Set exercise: Each entry has to be copied exactly, with nothing missed.
**** Material for this task ****
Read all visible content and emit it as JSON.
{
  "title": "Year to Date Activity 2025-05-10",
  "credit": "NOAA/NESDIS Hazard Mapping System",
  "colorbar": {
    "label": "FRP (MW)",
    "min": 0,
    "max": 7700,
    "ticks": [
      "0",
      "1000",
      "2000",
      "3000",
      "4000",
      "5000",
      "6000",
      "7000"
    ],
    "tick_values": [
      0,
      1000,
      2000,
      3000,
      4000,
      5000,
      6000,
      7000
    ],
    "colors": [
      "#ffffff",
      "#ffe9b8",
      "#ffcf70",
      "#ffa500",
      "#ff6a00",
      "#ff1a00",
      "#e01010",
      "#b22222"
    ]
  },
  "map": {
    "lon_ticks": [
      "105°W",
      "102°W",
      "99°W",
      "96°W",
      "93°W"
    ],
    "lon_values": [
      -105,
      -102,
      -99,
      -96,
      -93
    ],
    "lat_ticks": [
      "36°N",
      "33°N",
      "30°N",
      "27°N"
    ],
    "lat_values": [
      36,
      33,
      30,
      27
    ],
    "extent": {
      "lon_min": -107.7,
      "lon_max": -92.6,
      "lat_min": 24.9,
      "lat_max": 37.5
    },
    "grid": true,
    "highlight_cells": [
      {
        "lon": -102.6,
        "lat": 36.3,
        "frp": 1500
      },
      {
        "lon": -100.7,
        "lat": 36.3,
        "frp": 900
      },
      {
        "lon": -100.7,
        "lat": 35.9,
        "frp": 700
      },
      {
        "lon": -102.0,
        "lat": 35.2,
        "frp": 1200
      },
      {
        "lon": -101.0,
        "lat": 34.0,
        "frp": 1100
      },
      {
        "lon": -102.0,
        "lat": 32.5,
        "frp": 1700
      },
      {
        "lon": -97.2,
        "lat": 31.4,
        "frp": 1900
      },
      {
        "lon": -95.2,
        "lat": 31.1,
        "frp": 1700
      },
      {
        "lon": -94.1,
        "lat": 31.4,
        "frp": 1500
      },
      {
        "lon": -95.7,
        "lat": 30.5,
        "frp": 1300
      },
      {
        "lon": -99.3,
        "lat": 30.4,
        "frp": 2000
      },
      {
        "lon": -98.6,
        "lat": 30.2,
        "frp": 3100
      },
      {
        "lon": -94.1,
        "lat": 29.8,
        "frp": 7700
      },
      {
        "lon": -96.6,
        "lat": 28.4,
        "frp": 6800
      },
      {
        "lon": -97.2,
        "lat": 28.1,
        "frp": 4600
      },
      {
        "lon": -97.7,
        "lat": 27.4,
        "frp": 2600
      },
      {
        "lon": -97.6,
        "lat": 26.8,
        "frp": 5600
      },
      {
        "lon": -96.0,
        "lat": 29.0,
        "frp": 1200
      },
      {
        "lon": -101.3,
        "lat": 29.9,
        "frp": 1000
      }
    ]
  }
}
****
Exercise output:
Read all visible content and emit it as JSON.
{
  "title": "Year to Date Activity 2025-05-10",
  "credit": "NOAA/NESDIS Hazard Mapping System",
  "colorbar": {
    "label": "FRP (MW)",
    "min": 0,
    "max": 7700,
    "ticks": [
      "0",
      "1000",
      "2000",
      "3000",
      "4000",
      "5000",
      "6000",
      "7000"
    ],
    "tick_values": [
      0,
      1000,
      2000,
      3000,
      4000,
      5000,
      6000,
      7000
    ],
    "colors": [
      "#ffffff",
      "#ffe9b8",
      "#ffcf70",
      "#ffa500",
      "#ff6a00",
      "#ff1a00",
      "#e01010",
      "#b22222"
    ]
  },
  "map": {
    "lon_ticks": [
      "105°W",
      "102°W",
      "99°W",
      "96°W",
      "93°W"
    ],
    "lon_values": [
      -105,
      -102,
      -99,
      -96,
      -93
    ],
    "lat_ticks": [
      "36°N",
      "33°N",
      "30°N",
      "27°N"
    ],
    "lat_values": [
      36,
      33,
      30,
      27
    ],
    "extent": {
      "lon_min": -107.7,
      "lon_max": -92.6,
      "lat_min": 24.9,
      "lat_max": 37.5
    },
    "grid": true,
    "highlight_cells": [
      {
        "lon": -102.6,
        "lat": 36.3,
        "frp": 1500
      },
      {
        "lon": -100.7,
        "lat": 36.3,
        "frp": 900
      },
      {
        "lon": -100.7,
        "lat": 35.9,
        "frp": 700
      },
      {
        "lon": -102.0,
        "lat": 35.2,
        "frp": 1200
      },
      {
        "lon": -101.0,
        "lat": 34.0,
        "frp": 1100
      },
      {
        "lon": -102.0,
        "lat": 32.5,
        "frp": 1700
      },
      {
        "lon": -97.2,
        "lat": 31.4,
        "frp": 1900
      },
      {
        "lon": -95.2,
        "lat": 31.1,
        "frp": 1700
      },
      {
        "lon": -94.1,
        "lat": 31.4,
        "frp": 1500
      },
      {
        "lon": -95.7,
        "lat": 30.5,
        "frp": 1300
      },
      {
        "lon": -99.3,
        "lat": 30.4,
        "frp": 2000
      },
      {
        "lon": -98.6,
        "lat": 30.2,
        "frp": 3100
      },
      {
        "lon": -94.1,
        "lat": 29.8,
        "frp": 7700
      },
      {
        "lon": -96.6,
        "lat": 28.4,
        "frp": 6800
      },
      {
        "lon": -97.2,
        "lat": 28.1,
        "frp": 4600
      },
      {
        "lon": -97.7,
        "lat": 27.4,
        "frp": 2600
      },
      {
        "lon": -97.6,
        "lat": 26.8,
        "frp": 5600
      },
      {
        "lon": -96.0,
        "lat": 29.0,
        "frp": 1200
      },
      {
        "lon": -101.3,
        "lat": 29.9,
        "frp": 1000
      }
    ]
  }
}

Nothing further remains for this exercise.